Job: Go through the listing and copy each line with the string "this".

Records for the task:
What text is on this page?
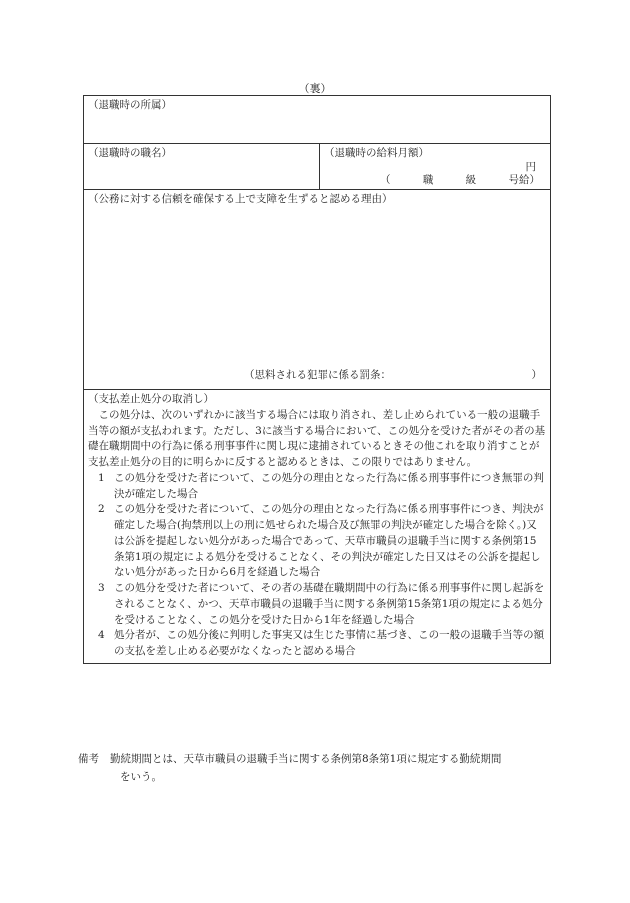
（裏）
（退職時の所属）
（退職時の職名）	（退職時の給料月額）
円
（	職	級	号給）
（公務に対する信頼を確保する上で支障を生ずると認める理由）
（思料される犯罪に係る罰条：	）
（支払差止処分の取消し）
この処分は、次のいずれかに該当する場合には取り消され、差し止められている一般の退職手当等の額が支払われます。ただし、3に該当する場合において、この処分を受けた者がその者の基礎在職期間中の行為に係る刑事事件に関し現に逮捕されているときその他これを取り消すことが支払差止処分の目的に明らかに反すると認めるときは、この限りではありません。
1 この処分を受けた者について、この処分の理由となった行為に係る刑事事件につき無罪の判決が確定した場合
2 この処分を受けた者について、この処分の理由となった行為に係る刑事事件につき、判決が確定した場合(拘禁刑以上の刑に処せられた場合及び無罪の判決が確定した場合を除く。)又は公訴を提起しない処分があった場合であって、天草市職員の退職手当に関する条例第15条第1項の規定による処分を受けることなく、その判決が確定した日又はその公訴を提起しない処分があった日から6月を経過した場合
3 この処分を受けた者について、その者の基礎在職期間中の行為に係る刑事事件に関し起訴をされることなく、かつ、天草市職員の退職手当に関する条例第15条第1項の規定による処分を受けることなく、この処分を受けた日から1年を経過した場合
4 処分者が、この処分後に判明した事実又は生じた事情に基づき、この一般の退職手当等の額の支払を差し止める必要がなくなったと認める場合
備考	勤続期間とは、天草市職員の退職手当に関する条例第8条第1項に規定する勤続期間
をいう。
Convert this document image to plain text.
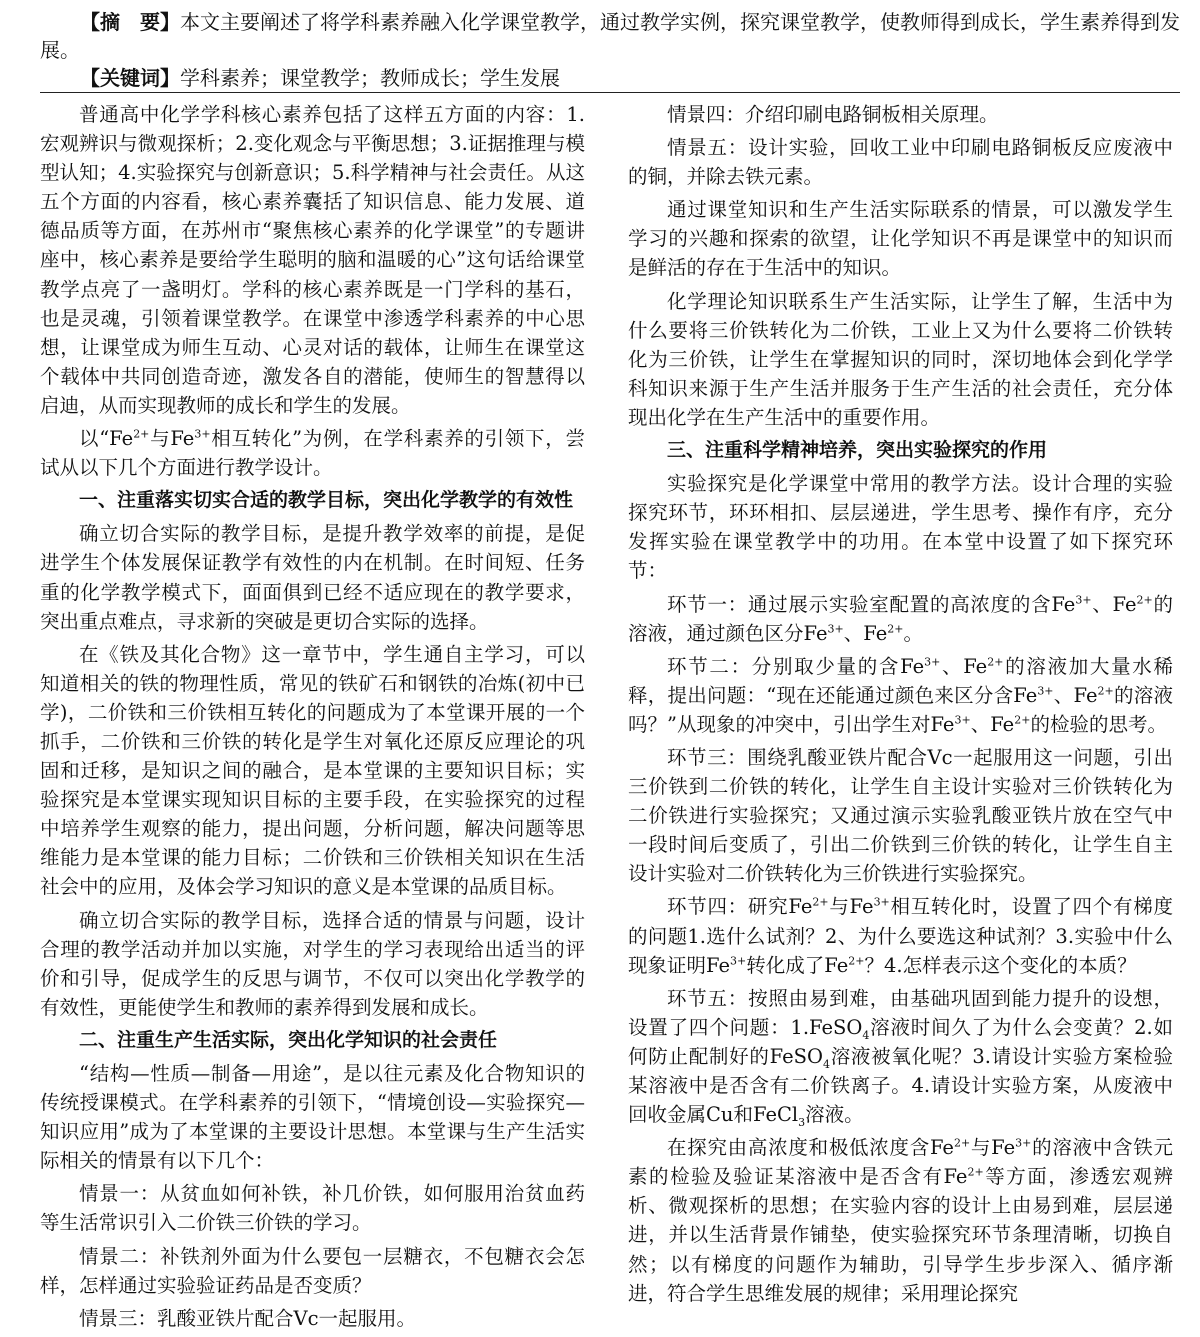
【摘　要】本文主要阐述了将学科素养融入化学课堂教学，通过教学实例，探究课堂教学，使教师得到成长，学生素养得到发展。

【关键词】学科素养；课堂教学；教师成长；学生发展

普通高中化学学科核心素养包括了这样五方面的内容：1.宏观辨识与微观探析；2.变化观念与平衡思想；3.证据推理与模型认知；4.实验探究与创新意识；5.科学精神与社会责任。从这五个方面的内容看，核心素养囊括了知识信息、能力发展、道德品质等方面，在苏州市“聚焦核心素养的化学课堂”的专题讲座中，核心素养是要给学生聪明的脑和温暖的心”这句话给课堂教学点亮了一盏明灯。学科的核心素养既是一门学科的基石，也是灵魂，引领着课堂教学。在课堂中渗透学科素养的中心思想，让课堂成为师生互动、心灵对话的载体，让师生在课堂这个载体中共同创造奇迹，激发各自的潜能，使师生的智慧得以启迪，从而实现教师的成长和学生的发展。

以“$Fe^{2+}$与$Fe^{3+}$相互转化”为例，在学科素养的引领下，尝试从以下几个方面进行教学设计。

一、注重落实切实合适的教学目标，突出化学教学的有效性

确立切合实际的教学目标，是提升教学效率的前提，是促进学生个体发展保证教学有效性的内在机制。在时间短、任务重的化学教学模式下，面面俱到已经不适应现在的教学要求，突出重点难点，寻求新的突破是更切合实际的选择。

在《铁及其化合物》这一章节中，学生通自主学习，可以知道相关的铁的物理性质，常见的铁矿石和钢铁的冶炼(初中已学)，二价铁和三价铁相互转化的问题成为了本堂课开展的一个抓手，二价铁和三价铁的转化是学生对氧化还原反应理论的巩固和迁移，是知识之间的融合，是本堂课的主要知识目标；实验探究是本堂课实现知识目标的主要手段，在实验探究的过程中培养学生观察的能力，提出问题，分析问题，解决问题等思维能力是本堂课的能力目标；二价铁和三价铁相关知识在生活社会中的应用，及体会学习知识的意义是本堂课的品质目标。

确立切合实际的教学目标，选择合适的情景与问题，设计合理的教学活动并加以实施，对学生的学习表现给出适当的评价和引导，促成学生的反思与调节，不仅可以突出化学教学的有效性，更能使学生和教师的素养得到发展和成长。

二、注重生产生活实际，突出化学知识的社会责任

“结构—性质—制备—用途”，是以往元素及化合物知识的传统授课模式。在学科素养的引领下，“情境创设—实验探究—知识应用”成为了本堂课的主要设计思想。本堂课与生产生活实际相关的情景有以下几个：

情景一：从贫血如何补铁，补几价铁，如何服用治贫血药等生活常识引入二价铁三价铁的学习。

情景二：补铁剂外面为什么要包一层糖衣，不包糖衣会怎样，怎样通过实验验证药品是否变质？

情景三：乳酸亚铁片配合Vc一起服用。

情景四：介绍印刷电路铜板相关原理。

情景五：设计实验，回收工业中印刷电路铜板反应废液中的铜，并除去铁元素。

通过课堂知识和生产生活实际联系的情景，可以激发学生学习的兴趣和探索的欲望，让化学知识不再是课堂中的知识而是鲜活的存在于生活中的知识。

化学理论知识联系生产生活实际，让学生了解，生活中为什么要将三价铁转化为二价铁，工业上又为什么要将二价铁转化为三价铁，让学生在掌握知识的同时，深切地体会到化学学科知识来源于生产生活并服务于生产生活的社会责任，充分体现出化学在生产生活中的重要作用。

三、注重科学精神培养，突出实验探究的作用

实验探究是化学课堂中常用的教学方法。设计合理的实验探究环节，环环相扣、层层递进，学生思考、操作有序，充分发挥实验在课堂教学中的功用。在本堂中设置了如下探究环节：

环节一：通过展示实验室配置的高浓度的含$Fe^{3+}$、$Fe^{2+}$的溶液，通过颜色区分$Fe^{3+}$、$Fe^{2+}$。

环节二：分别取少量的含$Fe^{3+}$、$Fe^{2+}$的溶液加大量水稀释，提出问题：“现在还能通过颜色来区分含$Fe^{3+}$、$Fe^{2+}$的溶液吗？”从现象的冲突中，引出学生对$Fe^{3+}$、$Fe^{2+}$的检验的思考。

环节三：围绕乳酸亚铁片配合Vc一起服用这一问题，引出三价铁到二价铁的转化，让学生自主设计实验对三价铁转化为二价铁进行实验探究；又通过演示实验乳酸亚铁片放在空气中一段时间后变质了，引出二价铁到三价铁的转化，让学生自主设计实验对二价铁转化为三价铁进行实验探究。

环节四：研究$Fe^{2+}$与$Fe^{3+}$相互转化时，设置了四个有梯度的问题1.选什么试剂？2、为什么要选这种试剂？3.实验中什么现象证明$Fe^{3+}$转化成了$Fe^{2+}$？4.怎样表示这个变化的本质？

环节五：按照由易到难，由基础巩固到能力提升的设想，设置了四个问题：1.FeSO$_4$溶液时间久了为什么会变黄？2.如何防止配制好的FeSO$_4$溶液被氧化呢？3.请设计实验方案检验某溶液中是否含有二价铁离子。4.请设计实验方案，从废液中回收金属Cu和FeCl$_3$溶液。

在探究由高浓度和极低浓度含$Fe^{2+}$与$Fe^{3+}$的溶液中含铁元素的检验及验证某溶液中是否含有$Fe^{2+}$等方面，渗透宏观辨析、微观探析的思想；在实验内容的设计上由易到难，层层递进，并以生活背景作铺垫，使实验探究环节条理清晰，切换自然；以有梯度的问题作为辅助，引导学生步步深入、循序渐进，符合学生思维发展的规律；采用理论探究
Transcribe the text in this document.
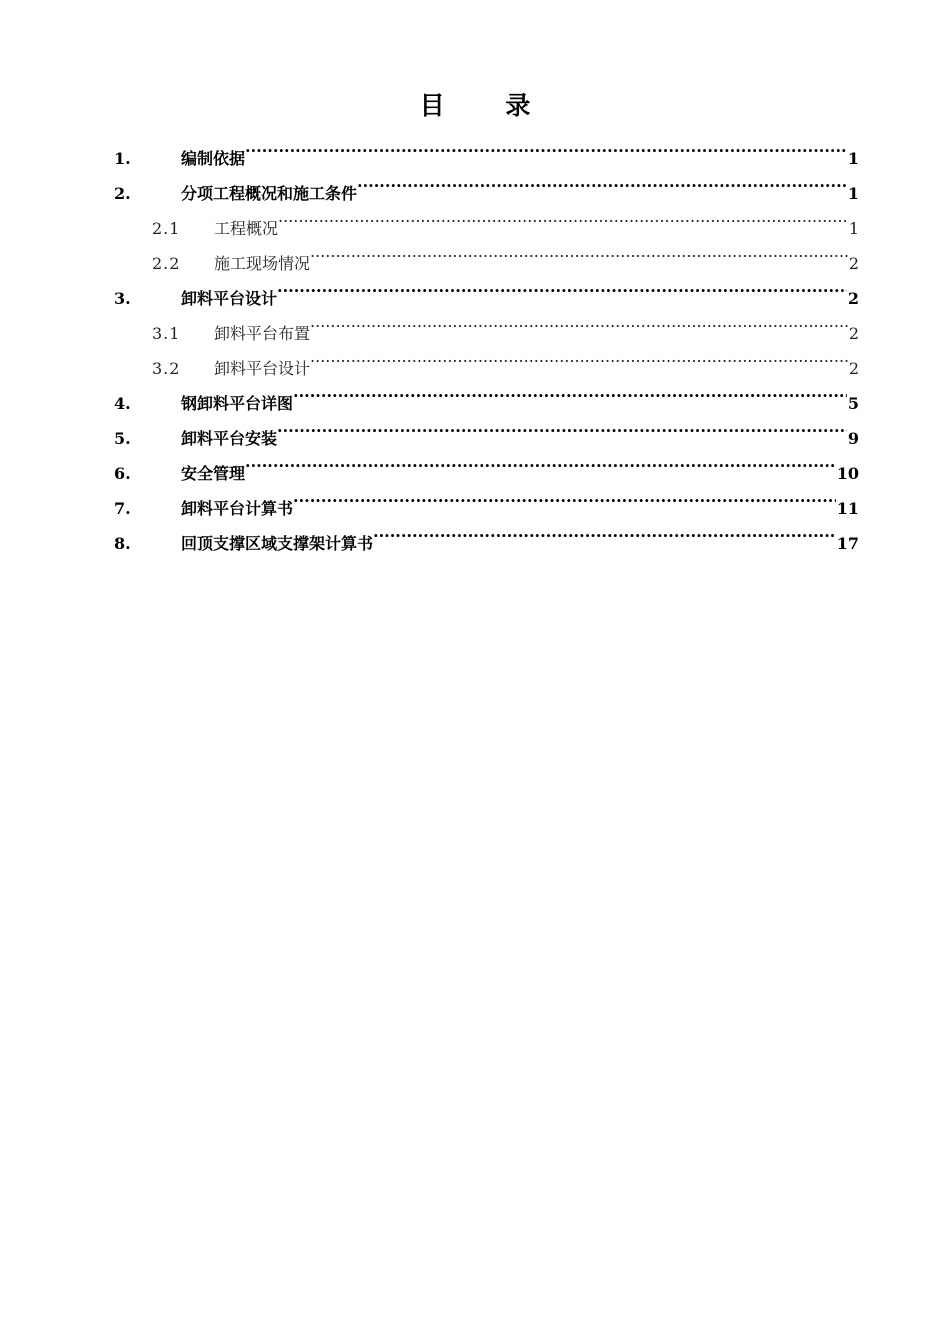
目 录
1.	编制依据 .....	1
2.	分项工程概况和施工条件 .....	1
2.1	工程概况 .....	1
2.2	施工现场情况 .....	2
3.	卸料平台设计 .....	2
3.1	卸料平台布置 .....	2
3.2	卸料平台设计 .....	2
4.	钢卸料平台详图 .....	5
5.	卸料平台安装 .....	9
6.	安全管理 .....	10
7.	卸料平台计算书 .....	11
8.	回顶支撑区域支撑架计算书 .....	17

Answer to the task:
What text is on this page?
Convert this document image to plain text.
Transcribe the text in this document.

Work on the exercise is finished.